__Exercise description__
Only a number is wanted: how many lines in these records contain the word "otras"?

__Stored entries__
* begin *

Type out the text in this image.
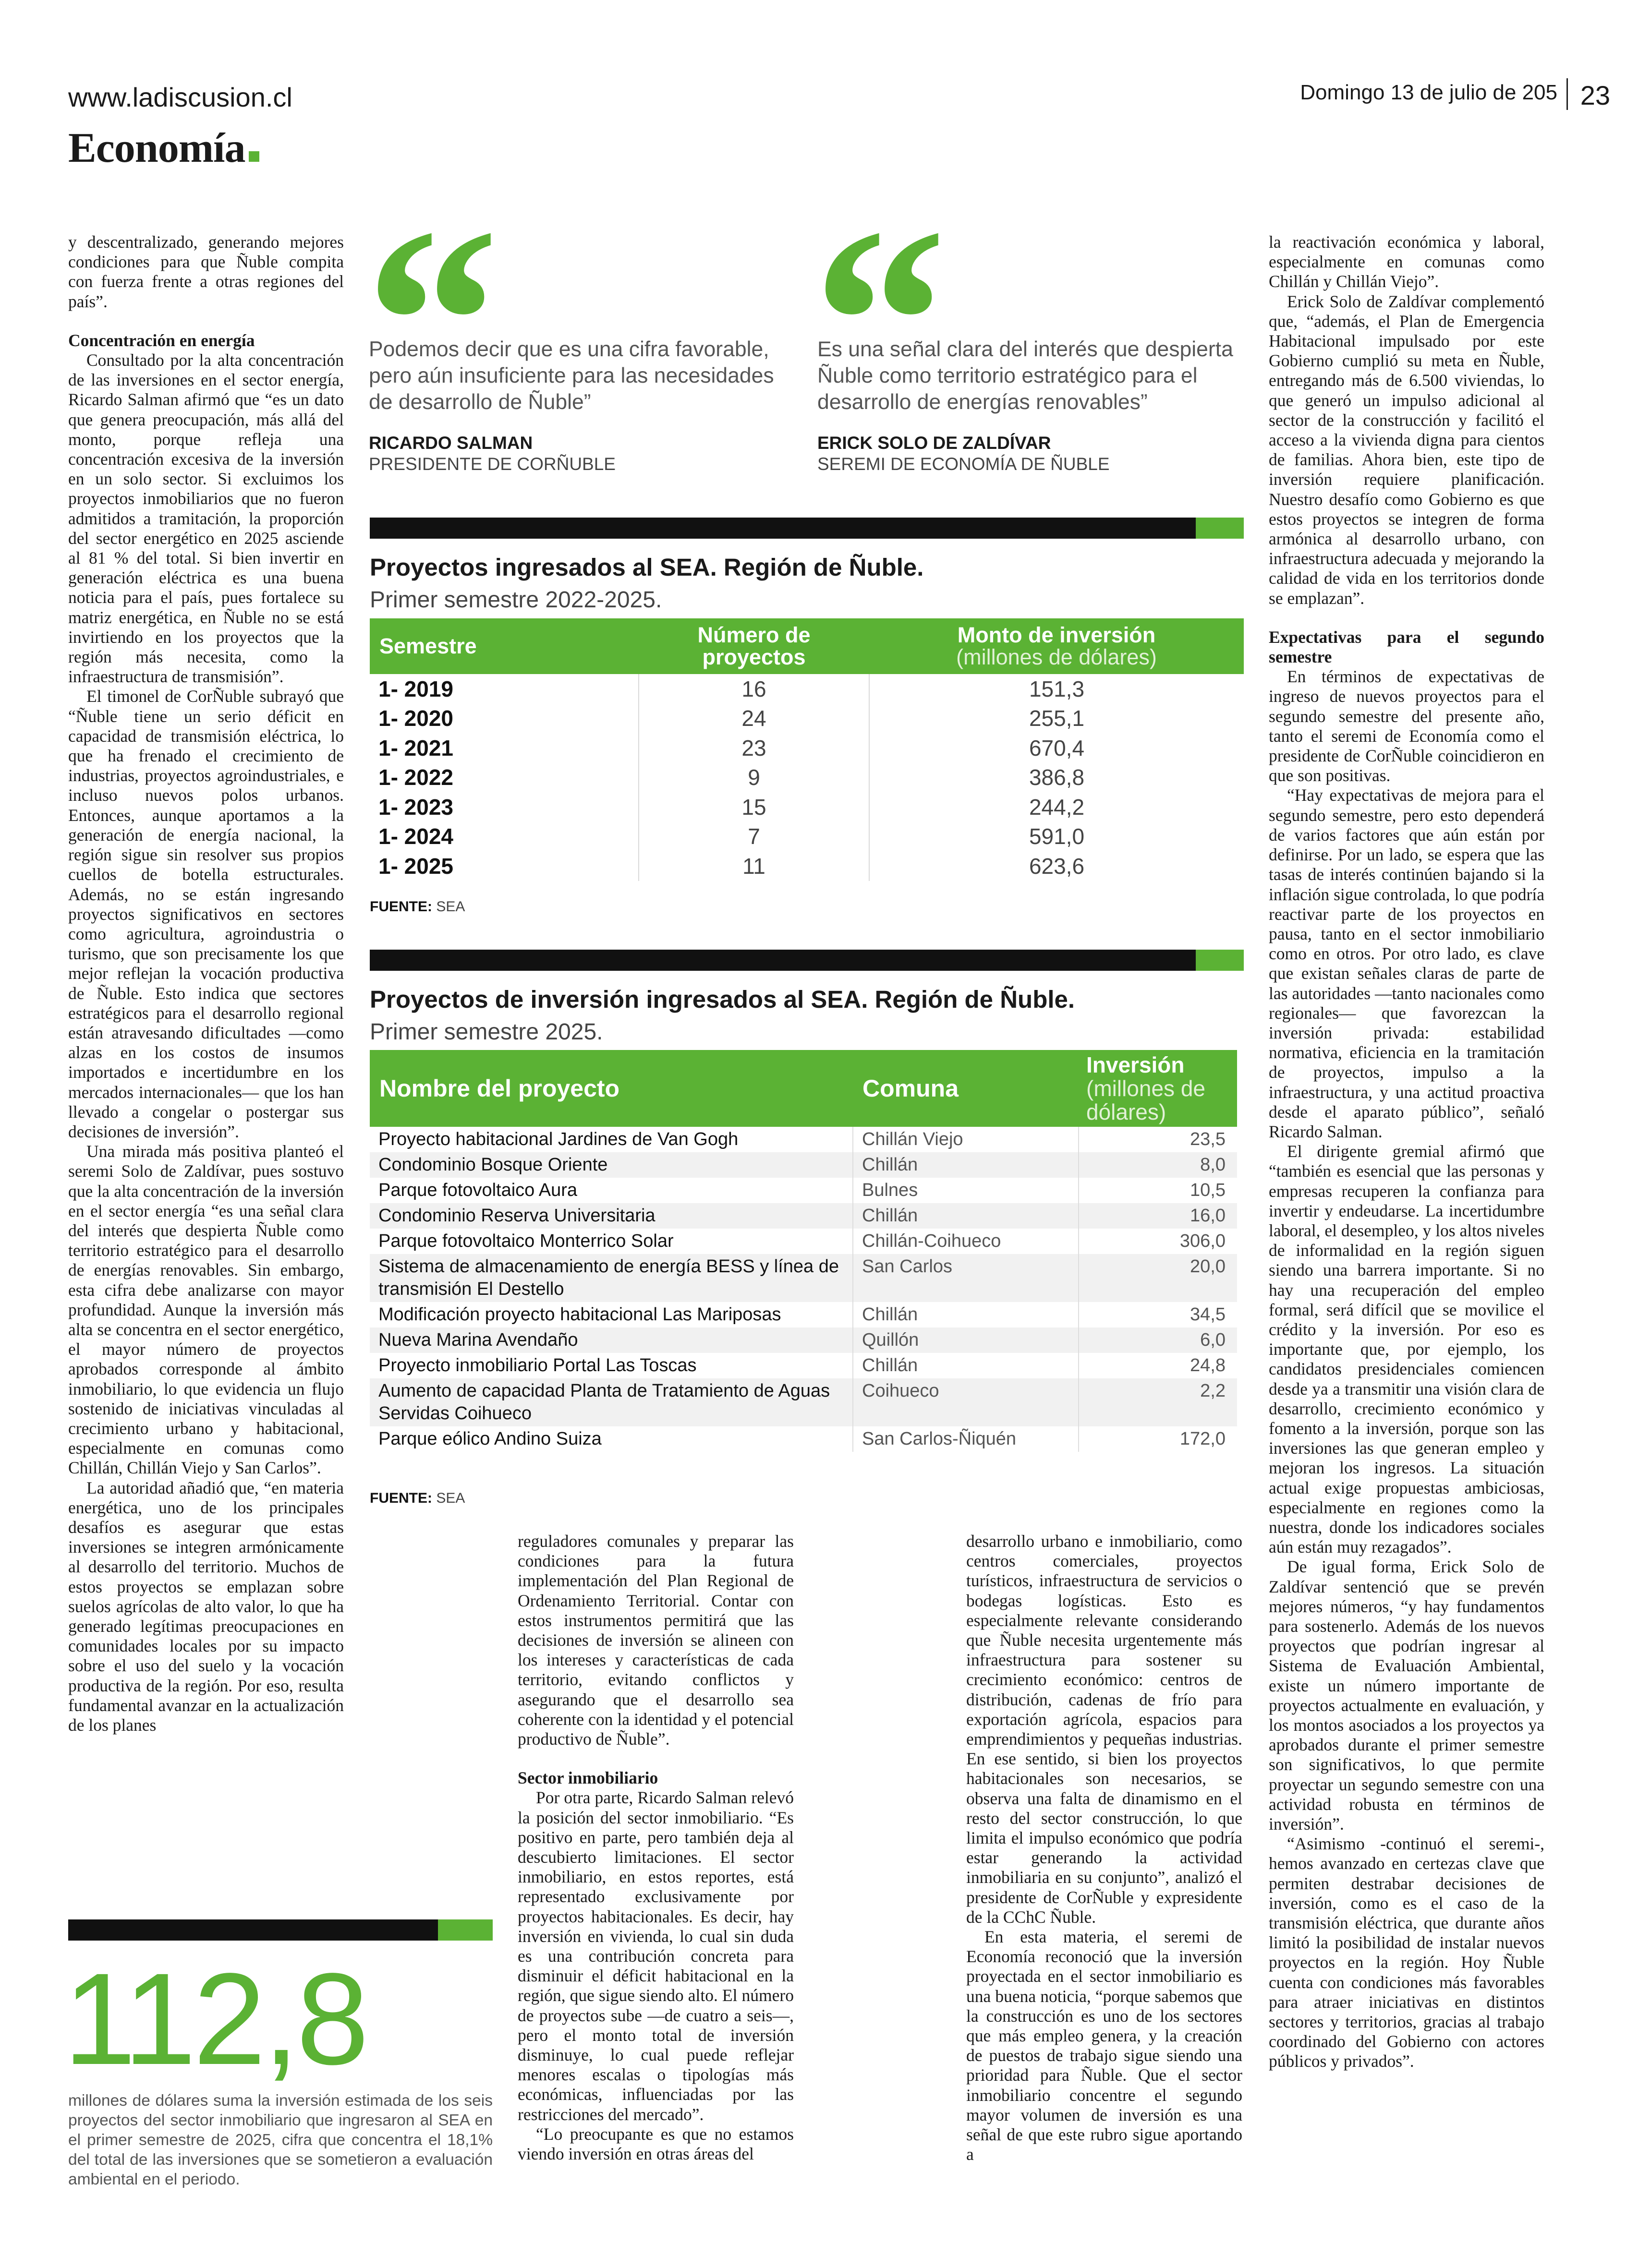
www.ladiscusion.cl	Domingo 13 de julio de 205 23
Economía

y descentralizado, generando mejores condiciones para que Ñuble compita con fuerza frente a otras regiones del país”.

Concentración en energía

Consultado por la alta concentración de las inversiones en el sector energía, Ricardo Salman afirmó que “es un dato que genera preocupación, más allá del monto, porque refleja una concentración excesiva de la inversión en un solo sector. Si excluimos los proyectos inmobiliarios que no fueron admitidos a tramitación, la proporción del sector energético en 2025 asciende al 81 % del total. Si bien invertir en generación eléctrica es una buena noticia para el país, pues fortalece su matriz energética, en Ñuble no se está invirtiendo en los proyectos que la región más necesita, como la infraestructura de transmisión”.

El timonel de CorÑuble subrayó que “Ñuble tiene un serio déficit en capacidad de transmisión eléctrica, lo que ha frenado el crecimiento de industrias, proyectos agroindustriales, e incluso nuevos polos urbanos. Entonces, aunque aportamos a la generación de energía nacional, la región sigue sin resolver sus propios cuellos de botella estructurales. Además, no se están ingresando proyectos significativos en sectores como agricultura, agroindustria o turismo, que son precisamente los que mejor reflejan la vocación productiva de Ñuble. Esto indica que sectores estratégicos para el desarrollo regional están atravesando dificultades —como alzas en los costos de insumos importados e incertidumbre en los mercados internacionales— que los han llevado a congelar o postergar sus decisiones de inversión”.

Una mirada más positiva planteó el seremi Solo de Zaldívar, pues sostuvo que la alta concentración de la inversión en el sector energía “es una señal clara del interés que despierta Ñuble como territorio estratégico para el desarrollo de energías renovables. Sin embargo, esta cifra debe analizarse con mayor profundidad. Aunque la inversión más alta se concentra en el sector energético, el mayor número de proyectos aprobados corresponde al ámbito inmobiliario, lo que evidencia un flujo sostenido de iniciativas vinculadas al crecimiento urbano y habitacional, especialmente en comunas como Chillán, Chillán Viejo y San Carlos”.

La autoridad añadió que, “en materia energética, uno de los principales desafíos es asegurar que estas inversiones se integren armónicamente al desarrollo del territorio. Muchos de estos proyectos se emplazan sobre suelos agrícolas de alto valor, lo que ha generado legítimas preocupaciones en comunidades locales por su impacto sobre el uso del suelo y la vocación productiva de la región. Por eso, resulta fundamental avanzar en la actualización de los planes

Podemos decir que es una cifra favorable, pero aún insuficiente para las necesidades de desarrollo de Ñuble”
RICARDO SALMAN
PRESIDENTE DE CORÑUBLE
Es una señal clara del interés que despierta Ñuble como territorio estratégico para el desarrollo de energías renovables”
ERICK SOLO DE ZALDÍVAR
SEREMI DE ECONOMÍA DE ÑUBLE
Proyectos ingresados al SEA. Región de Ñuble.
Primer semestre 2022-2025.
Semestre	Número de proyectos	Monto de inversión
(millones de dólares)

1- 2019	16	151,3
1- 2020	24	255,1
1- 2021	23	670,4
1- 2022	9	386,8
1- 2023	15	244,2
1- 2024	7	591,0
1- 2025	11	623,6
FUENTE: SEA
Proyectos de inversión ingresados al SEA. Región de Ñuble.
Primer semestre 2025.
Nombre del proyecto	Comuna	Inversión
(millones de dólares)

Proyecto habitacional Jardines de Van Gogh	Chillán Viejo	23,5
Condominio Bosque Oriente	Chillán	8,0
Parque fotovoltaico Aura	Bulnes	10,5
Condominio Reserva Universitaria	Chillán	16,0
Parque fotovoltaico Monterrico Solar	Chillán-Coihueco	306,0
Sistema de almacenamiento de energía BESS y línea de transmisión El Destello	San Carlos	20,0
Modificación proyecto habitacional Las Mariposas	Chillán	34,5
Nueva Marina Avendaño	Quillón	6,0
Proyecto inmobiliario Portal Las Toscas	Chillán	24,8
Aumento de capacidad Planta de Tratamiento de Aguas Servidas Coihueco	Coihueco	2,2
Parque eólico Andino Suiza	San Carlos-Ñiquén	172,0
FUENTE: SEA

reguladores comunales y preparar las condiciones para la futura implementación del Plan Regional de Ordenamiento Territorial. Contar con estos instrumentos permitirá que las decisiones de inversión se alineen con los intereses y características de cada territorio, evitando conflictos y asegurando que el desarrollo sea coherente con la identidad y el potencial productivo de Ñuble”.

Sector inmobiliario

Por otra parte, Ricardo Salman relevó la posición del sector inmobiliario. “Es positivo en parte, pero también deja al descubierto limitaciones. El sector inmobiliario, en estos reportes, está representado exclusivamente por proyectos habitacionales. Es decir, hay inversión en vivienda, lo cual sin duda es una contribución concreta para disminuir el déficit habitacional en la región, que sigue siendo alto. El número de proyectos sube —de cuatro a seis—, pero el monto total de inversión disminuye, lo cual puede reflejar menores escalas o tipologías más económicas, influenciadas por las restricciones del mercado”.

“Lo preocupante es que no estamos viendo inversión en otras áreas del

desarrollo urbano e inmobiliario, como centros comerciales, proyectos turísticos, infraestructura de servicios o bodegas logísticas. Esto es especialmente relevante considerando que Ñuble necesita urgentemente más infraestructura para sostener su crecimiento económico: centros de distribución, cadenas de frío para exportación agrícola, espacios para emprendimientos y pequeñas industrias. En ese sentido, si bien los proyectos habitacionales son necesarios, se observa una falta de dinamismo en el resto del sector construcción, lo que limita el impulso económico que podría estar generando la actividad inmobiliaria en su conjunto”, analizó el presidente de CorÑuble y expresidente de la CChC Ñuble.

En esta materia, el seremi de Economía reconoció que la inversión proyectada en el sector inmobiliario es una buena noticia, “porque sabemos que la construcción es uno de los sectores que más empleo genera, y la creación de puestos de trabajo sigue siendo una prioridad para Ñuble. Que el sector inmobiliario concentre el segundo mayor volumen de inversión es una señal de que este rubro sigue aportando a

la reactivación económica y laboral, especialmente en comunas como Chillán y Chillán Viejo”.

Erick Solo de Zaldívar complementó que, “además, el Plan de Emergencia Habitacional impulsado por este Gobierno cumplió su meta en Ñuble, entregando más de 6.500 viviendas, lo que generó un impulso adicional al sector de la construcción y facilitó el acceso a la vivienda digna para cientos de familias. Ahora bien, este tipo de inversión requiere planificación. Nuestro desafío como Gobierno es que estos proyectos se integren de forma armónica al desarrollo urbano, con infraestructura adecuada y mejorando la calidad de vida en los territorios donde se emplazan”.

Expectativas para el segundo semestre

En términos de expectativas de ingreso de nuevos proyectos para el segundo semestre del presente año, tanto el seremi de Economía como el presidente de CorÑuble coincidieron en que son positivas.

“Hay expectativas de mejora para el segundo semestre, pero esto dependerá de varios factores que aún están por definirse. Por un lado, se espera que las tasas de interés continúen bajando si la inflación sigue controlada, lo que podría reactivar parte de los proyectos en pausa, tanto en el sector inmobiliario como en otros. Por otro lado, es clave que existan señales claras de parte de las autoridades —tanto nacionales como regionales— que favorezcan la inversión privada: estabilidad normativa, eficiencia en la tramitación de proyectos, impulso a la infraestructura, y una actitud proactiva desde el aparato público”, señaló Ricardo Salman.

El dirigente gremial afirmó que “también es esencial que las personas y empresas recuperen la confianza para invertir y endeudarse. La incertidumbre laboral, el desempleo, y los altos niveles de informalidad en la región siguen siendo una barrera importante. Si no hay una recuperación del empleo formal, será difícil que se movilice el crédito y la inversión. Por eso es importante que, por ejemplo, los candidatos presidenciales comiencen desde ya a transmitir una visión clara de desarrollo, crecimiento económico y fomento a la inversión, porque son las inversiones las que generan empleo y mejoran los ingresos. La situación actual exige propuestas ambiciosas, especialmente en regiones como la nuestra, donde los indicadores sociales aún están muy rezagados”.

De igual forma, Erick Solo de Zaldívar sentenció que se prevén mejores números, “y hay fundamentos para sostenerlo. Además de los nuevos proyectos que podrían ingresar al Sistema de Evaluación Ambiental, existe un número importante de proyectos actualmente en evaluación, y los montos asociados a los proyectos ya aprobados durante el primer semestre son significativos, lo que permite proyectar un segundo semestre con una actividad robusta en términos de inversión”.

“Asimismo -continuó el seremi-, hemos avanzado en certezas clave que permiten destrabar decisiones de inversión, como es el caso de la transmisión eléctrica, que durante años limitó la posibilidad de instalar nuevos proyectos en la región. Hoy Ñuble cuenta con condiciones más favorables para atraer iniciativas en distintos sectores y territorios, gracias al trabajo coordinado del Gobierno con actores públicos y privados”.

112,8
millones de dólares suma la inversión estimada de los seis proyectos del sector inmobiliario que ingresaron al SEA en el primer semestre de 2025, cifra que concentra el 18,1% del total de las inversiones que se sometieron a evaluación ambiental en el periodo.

* end *
* begin *

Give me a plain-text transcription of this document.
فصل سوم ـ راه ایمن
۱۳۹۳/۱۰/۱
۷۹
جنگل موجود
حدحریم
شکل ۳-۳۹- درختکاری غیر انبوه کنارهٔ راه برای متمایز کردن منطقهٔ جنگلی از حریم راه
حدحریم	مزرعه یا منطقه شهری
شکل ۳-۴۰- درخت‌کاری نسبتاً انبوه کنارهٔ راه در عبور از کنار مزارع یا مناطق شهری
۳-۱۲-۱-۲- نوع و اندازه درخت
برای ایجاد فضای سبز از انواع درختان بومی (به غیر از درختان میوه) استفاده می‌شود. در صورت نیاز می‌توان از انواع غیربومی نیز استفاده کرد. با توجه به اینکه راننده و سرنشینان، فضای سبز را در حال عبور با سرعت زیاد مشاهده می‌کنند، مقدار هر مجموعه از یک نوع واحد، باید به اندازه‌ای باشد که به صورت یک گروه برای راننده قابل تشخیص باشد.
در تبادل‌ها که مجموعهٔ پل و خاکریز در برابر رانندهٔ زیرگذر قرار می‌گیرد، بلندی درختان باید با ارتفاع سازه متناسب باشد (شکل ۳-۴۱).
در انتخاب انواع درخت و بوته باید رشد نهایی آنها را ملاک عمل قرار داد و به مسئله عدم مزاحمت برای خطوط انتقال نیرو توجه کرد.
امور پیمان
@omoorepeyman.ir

* end *

__Output__
2